Directions for this task
Repeat the material below exactly, line for line.

▼▼▼

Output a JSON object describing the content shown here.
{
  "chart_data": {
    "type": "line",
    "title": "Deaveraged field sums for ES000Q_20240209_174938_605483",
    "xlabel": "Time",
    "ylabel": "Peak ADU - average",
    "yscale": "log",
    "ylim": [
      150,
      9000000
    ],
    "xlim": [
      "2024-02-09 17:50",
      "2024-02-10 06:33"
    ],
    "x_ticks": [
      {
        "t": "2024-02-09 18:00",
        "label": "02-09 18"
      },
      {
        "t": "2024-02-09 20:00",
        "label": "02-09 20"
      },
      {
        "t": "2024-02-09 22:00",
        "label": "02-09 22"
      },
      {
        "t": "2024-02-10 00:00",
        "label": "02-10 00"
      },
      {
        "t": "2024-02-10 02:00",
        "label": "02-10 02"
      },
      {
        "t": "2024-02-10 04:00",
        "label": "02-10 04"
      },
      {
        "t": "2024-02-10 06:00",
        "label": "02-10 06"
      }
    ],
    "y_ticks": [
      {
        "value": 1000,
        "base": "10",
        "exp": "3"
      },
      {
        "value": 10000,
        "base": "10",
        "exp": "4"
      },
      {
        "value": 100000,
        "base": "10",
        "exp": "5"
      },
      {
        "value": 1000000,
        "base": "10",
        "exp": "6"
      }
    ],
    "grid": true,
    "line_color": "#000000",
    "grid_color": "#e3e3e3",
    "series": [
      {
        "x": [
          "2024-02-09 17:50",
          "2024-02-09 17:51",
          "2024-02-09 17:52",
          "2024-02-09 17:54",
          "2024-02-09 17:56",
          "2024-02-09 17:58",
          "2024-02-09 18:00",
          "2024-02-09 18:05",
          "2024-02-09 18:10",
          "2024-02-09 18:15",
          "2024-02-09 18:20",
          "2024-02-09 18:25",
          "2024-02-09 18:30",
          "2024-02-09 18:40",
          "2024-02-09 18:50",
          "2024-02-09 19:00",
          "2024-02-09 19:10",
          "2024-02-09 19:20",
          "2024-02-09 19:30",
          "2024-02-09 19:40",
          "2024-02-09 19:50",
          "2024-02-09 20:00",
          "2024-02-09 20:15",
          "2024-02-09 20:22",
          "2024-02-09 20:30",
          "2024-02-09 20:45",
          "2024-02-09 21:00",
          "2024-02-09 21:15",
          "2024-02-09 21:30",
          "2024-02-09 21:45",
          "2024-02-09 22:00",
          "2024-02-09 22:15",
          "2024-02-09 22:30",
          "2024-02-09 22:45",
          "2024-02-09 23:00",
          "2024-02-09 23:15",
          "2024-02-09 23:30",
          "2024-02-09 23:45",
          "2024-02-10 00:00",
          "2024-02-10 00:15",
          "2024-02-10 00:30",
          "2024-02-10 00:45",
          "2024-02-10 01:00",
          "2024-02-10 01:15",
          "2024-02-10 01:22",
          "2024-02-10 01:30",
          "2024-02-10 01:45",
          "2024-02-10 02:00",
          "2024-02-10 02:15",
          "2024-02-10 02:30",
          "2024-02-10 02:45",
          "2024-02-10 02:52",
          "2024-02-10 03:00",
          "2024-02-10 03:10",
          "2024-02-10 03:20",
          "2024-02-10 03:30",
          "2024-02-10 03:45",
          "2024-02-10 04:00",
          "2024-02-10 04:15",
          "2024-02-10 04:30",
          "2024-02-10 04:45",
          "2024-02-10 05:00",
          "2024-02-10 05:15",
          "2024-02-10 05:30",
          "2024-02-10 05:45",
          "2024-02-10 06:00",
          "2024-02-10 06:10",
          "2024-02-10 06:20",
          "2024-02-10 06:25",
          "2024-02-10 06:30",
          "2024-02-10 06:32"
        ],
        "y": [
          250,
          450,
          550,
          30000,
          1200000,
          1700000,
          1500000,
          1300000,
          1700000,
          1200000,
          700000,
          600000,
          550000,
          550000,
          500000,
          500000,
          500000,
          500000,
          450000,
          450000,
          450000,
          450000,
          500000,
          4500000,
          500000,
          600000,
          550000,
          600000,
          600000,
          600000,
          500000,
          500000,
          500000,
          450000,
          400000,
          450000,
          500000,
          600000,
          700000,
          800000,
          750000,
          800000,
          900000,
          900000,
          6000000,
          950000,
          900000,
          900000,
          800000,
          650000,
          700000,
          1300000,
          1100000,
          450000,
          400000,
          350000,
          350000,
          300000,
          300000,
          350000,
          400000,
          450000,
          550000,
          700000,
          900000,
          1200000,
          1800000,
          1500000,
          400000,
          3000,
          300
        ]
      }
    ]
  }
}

▲▲▲

Response for this exercise
Output a JSON object describing the content shown here.
{
  "chart_data": {
    "type": "line",
    "title": "Deaveraged field sums for ES000Q_20240209_174938_605483",
    "xlabel": "Time",
    "ylabel": "Peak ADU - average",
    "yscale": "log",
    "ylim": [
      150,
      9000000
    ],
    "xlim": [
      "2024-02-09 17:50",
      "2024-02-10 06:33"
    ],
    "x_ticks": [
      {
        "t": "2024-02-09 18:00",
        "label": "02-09 18"
      },
      {
        "t": "2024-02-09 20:00",
        "label": "02-09 20"
      },
      {
        "t": "2024-02-09 22:00",
        "label": "02-09 22"
      },
      {
        "t": "2024-02-10 00:00",
        "label": "02-10 00"
      },
      {
        "t": "2024-02-10 02:00",
        "label": "02-10 02"
      },
      {
        "t": "2024-02-10 04:00",
        "label": "02-10 04"
      },
      {
        "t": "2024-02-10 06:00",
        "label": "02-10 06"
      }
    ],
    "y_ticks": [
      {
        "value": 1000,
        "base": "10",
        "exp": "3"
      },
      {
        "value": 10000,
        "base": "10",
        "exp": "4"
      },
      {
        "value": 100000,
        "base": "10",
        "exp": "5"
      },
      {
        "value": 1000000,
        "base": "10",
        "exp": "6"
      }
    ],
    "grid": true,
    "line_color": "#000000",
    "grid_color": "#e3e3e3",
    "series": [
      {
        "x": [
          "2024-02-09 17:50",
          "2024-02-09 17:51",
          "2024-02-09 17:52",
          "2024-02-09 17:54",
          "2024-02-09 17:56",
          "2024-02-09 17:58",
          "2024-02-09 18:00",
          "2024-02-09 18:05",
          "2024-02-09 18:10",
          "2024-02-09 18:15",
          "2024-02-09 18:20",
          "2024-02-09 18:25",
          "2024-02-09 18:30",
          "2024-02-09 18:40",
          "2024-02-09 18:50",
          "2024-02-09 19:00",
          "2024-02-09 19:10",
          "2024-02-09 19:20",
          "2024-02-09 19:30",
          "2024-02-09 19:40",
          "2024-02-09 19:50",
          "2024-02-09 20:00",
          "2024-02-09 20:15",
          "2024-02-09 20:22",
          "2024-02-09 20:30",
          "2024-02-09 20:45",
          "2024-02-09 21:00",
          "2024-02-09 21:15",
          "2024-02-09 21:30",
          "2024-02-09 21:45",
          "2024-02-09 22:00",
          "2024-02-09 22:15",
          "2024-02-09 22:30",
          "2024-02-09 22:45",
          "2024-02-09 23:00",
          "2024-02-09 23:15",
          "2024-02-09 23:30",
          "2024-02-09 23:45",
          "2024-02-10 00:00",
          "2024-02-10 00:15",
          "2024-02-10 00:30",
          "2024-02-10 00:45",
          "2024-02-10 01:00",
          "2024-02-10 01:15",
          "2024-02-10 01:22",
          "2024-02-10 01:30",
          "2024-02-10 01:45",
          "2024-02-10 02:00",
          "2024-02-10 02:15",
          "2024-02-10 02:30",
          "2024-02-10 02:45",
          "2024-02-10 02:52",
          "2024-02-10 03:00",
          "2024-02-10 03:10",
          "2024-02-10 03:20",
          "2024-02-10 03:30",
          "2024-02-10 03:45",
          "2024-02-10 04:00",
          "2024-02-10 04:15",
          "2024-02-10 04:30",
          "2024-02-10 04:45",
          "2024-02-10 05:00",
          "2024-02-10 05:15",
          "2024-02-10 05:30",
          "2024-02-10 05:45",
          "2024-02-10 06:00",
          "2024-02-10 06:10",
          "2024-02-10 06:20",
          "2024-02-10 06:25",
          "2024-02-10 06:30",
          "2024-02-10 06:32"
        ],
        "y": [
          250,
          450,
          550,
          30000,
          1200000,
          1700000,
          1500000,
          1300000,
          1700000,
          1200000,
          700000,
          600000,
          550000,
          550000,
          500000,
          500000,
          500000,
          500000,
          450000,
          450000,
          450000,
          450000,
          500000,
          4500000,
          500000,
          600000,
          550000,
          600000,
          600000,
          600000,
          500000,
          500000,
          500000,
          450000,
          400000,
          450000,
          500000,
          600000,
          700000,
          800000,
          750000,
          800000,
          900000,
          900000,
          6000000,
          950000,
          900000,
          900000,
          800000,
          650000,
          700000,
          1300000,
          1100000,
          450000,
          400000,
          350000,
          350000,
          300000,
          300000,
          350000,
          400000,
          450000,
          550000,
          700000,
          900000,
          1200000,
          1800000,
          1500000,
          400000,
          3000,
          300
        ]
      }
    ]
  }
}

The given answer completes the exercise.